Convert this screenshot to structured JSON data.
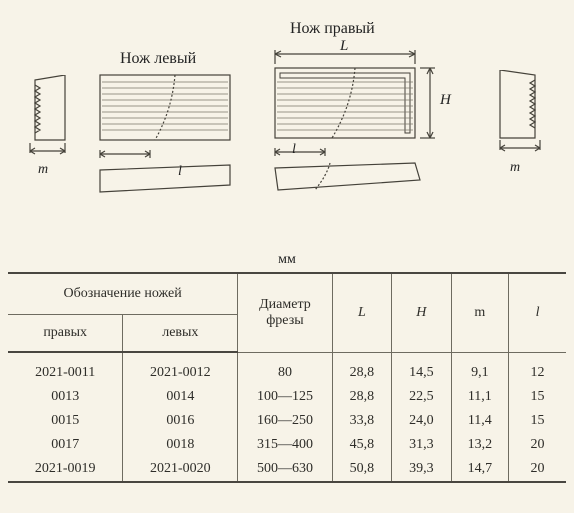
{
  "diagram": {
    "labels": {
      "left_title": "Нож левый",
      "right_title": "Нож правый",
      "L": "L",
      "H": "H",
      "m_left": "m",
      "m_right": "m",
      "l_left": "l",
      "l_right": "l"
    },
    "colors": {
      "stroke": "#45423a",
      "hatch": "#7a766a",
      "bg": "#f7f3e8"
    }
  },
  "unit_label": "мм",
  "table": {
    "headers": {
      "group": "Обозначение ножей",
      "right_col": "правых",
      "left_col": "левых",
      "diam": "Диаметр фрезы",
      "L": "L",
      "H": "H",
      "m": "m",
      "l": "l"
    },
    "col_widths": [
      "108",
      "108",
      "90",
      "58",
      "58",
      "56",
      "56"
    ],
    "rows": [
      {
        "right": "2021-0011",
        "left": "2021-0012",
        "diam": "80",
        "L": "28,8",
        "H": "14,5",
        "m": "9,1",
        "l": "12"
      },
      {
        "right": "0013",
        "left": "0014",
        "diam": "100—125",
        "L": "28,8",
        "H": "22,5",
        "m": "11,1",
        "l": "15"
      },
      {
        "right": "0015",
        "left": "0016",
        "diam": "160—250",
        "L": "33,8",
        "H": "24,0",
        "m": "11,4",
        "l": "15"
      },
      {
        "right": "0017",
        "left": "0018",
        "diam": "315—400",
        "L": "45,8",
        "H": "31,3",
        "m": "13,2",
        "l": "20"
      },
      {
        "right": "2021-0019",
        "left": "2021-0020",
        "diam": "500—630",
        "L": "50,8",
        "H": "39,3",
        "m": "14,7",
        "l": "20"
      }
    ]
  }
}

---

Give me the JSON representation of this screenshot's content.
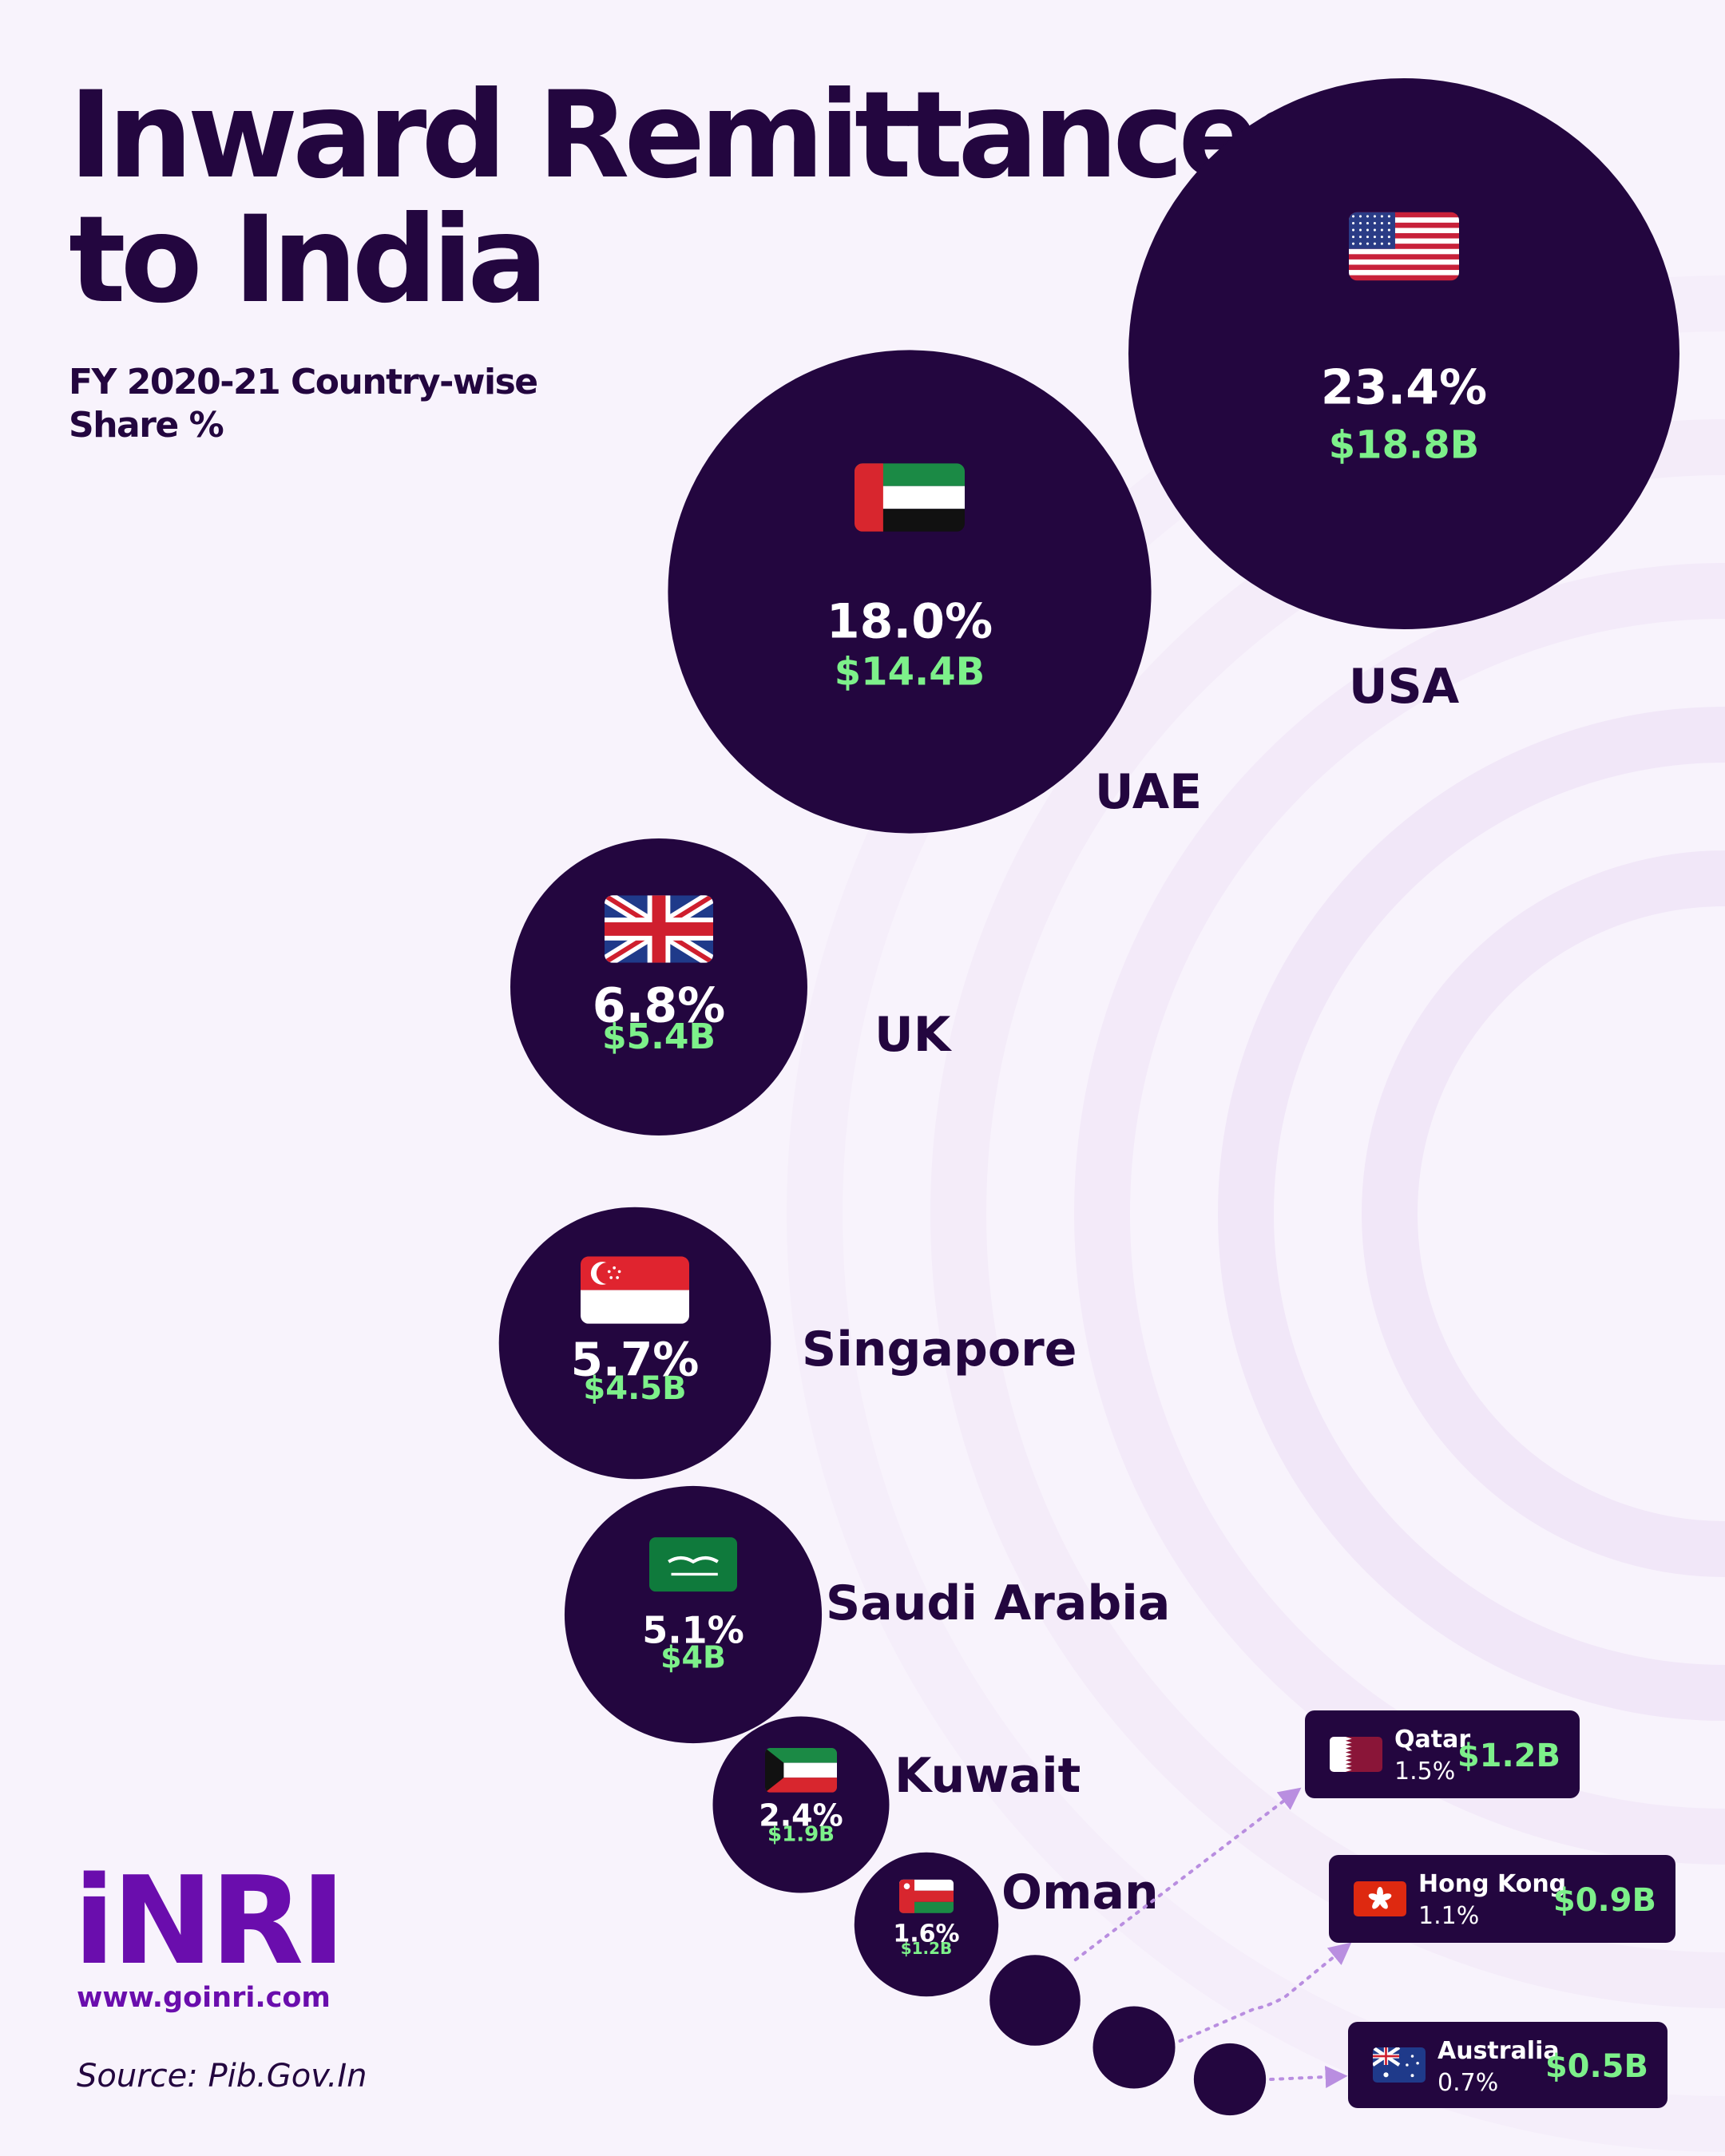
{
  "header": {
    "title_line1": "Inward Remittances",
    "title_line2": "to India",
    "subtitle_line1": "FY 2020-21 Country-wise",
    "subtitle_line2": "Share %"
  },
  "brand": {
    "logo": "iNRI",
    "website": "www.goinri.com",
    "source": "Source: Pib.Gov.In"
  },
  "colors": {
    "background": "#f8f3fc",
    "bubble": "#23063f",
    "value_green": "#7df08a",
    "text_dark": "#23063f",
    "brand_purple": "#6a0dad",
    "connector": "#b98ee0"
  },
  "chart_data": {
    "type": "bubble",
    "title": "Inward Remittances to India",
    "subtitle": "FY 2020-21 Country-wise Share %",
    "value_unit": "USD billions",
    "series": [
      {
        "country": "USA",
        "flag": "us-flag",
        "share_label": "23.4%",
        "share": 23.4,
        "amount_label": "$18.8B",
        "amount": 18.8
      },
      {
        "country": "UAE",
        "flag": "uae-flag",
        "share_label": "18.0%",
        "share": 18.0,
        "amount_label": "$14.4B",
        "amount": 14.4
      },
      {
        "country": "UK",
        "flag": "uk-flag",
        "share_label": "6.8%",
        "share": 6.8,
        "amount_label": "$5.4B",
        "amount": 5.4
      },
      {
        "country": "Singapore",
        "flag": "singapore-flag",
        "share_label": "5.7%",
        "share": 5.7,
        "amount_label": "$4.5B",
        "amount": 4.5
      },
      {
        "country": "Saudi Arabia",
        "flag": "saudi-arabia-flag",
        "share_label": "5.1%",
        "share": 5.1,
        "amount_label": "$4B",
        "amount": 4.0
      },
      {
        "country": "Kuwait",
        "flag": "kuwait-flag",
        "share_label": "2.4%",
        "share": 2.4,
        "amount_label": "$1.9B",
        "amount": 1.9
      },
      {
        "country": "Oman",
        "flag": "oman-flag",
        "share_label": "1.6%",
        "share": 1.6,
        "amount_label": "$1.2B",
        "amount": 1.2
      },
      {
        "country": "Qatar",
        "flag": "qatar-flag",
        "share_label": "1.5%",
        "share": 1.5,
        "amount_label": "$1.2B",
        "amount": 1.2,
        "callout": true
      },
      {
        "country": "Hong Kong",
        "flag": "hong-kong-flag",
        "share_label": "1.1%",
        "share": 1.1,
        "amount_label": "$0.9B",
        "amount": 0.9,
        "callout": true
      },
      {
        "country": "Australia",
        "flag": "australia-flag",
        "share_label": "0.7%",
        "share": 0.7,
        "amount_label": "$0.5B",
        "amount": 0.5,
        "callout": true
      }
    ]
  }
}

* _Requirements_
Pick out and copy the lines of the entries that hold the string "Remittances".

* _Result for this exercise_
    "title_line1": "Inward Remittances",
    "title": "Inward Remittances to India",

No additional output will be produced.